The task:
Retype each record shown below, leaving every character as it is.

[Start of Excerpted records]

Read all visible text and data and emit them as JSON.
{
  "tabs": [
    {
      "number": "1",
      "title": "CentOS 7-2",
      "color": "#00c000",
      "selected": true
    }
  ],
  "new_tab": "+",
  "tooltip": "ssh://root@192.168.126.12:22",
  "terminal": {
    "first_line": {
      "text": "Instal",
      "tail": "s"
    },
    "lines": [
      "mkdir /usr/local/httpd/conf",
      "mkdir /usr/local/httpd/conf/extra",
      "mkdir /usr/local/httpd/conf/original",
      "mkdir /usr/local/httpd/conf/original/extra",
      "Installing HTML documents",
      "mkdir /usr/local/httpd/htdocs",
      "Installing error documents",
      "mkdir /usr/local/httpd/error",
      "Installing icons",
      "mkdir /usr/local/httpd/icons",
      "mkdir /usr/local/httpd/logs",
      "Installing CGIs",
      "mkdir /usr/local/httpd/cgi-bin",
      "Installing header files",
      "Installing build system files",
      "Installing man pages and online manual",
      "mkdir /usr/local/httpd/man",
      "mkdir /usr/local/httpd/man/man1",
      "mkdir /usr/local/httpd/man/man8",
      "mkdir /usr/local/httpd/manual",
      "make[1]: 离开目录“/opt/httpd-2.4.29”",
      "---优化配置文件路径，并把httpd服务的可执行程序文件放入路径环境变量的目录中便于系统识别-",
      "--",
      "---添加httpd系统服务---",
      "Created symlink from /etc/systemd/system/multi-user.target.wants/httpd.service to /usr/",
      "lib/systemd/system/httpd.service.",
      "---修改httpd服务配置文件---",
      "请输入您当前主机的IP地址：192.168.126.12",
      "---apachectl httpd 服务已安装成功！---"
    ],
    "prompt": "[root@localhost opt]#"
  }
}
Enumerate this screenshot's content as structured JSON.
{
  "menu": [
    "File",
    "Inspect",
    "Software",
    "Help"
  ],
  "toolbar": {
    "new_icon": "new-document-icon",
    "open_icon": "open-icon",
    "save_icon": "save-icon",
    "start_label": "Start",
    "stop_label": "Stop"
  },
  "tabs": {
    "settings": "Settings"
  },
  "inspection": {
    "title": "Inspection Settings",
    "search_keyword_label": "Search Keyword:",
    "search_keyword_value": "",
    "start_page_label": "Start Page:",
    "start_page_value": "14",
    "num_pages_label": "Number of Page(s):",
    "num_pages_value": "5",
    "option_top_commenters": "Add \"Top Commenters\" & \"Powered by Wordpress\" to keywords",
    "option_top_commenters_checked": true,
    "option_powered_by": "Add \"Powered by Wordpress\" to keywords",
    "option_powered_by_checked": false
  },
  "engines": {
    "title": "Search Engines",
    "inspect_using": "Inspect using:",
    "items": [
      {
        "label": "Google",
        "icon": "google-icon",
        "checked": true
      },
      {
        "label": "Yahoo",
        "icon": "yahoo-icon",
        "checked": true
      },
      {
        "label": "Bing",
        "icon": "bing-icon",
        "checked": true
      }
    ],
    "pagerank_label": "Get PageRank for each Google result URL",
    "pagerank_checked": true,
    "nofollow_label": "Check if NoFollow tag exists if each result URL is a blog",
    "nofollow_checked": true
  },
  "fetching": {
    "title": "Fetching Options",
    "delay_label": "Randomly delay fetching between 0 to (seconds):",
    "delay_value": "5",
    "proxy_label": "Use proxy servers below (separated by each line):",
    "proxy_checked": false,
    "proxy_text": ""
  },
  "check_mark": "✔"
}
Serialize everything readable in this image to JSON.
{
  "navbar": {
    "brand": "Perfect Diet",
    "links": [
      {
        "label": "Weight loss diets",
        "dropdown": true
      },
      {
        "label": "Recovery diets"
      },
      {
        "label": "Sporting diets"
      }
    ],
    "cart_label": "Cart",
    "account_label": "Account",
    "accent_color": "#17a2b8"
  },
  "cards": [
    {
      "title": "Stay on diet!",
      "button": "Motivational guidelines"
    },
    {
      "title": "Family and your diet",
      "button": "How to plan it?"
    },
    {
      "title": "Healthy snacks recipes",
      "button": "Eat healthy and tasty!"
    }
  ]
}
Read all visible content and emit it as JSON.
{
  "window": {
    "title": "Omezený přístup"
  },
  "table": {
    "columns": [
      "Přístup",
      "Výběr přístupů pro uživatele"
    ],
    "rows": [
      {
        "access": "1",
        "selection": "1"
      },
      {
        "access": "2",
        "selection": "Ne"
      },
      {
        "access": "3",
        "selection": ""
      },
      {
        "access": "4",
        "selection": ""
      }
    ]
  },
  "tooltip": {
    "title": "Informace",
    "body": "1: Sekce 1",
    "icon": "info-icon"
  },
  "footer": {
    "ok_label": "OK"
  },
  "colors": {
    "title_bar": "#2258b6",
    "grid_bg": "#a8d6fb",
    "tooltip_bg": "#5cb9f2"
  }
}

[End of Excerpted records]

Correct response:
Read all visible text and data and emit them as JSON.
{
  "tabs": [
    {
      "number": "1",
      "title": "CentOS 7-2",
      "color": "#00c000",
      "selected": true
    }
  ],
  "new_tab": "+",
  "tooltip": "ssh://root@192.168.126.12:22",
  "terminal": {
    "first_line": {
      "text": "Instal",
      "tail": "s"
    },
    "lines": [
      "mkdir /usr/local/httpd/conf",
      "mkdir /usr/local/httpd/conf/extra",
      "mkdir /usr/local/httpd/conf/original",
      "mkdir /usr/local/httpd/conf/original/extra",
      "Installing HTML documents",
      "mkdir /usr/local/httpd/htdocs",
      "Installing error documents",
      "mkdir /usr/local/httpd/error",
      "Installing icons",
      "mkdir /usr/local/httpd/icons",
      "mkdir /usr/local/httpd/logs",
      "Installing CGIs",
      "mkdir /usr/local/httpd/cgi-bin",
      "Installing header files",
      "Installing build system files",
      "Installing man pages and online manual",
      "mkdir /usr/local/httpd/man",
      "mkdir /usr/local/httpd/man/man1",
      "mkdir /usr/local/httpd/man/man8",
      "mkdir /usr/local/httpd/manual",
      "make[1]: 离开目录“/opt/httpd-2.4.29”",
      "---优化配置文件路径，并把httpd服务的可执行程序文件放入路径环境变量的目录中便于系统识别-",
      "--",
      "---添加httpd系统服务---",
      "Created symlink from /etc/systemd/system/multi-user.target.wants/httpd.service to /usr/",
      "lib/systemd/system/httpd.service.",
      "---修改httpd服务配置文件---",
      "请输入您当前主机的IP地址：192.168.126.12",
      "---apachectl httpd 服务已安装成功！---"
    ],
    "prompt": "[root@localhost opt]#"
  }
}
Enumerate this screenshot's content as structured JSON.
{
  "menu": [
    "File",
    "Inspect",
    "Software",
    "Help"
  ],
  "toolbar": {
    "new_icon": "new-document-icon",
    "open_icon": "open-icon",
    "save_icon": "save-icon",
    "start_label": "Start",
    "stop_label": "Stop"
  },
  "tabs": {
    "settings": "Settings"
  },
  "inspection": {
    "title": "Inspection Settings",
    "search_keyword_label": "Search Keyword:",
    "search_keyword_value": "",
    "start_page_label": "Start Page:",
    "start_page_value": "14",
    "num_pages_label": "Number of Page(s):",
    "num_pages_value": "5",
    "option_top_commenters": "Add \"Top Commenters\" & \"Powered by Wordpress\" to keywords",
    "option_top_commenters_checked": true,
    "option_powered_by": "Add \"Powered by Wordpress\" to keywords",
    "option_powered_by_checked": false
  },
  "engines": {
    "title": "Search Engines",
    "inspect_using": "Inspect using:",
    "items": [
      {
        "label": "Google",
        "icon": "google-icon",
        "checked": true
      },
      {
        "label": "Yahoo",
        "icon": "yahoo-icon",
        "checked": true
      },
      {
        "label": "Bing",
        "icon": "bing-icon",
        "checked": true
      }
    ],
    "pagerank_label": "Get PageRank for each Google result URL",
    "pagerank_checked": true,
    "nofollow_label": "Check if NoFollow tag exists if each result URL is a blog",
    "nofollow_checked": true
  },
  "fetching": {
    "title": "Fetching Options",
    "delay_label": "Randomly delay fetching between 0 to (seconds):",
    "delay_value": "5",
    "proxy_label": "Use proxy servers below (separated by each line):",
    "proxy_checked": false,
    "proxy_text": ""
  },
  "check_mark": "✔"
}
Serialize everything readable in this image to JSON.
{
  "navbar": {
    "brand": "Perfect Diet",
    "links": [
      {
        "label": "Weight loss diets",
        "dropdown": true
      },
      {
        "label": "Recovery diets"
      },
      {
        "label": "Sporting diets"
      }
    ],
    "cart_label": "Cart",
    "account_label": "Account",
    "accent_color": "#17a2b8"
  },
  "cards": [
    {
      "title": "Stay on diet!",
      "button": "Motivational guidelines"
    },
    {
      "title": "Family and your diet",
      "button": "How to plan it?"
    },
    {
      "title": "Healthy snacks recipes",
      "button": "Eat healthy and tasty!"
    }
  ]
}
Read all visible content and emit it as JSON.
{
  "window": {
    "title": "Omezený přístup"
  },
  "table": {
    "columns": [
      "Přístup",
      "Výběr přístupů pro uživatele"
    ],
    "rows": [
      {
        "access": "1",
        "selection": "1"
      },
      {
        "access": "2",
        "selection": "Ne"
      },
      {
        "access": "3",
        "selection": ""
      },
      {
        "access": "4",
        "selection": ""
      }
    ]
  },
  "tooltip": {
    "title": "Informace",
    "body": "1: Sekce 1",
    "icon": "info-icon"
  },
  "footer": {
    "ok_label": "OK"
  },
  "colors": {
    "title_bar": "#2258b6",
    "grid_bg": "#a8d6fb",
    "tooltip_bg": "#5cb9f2"
  }
}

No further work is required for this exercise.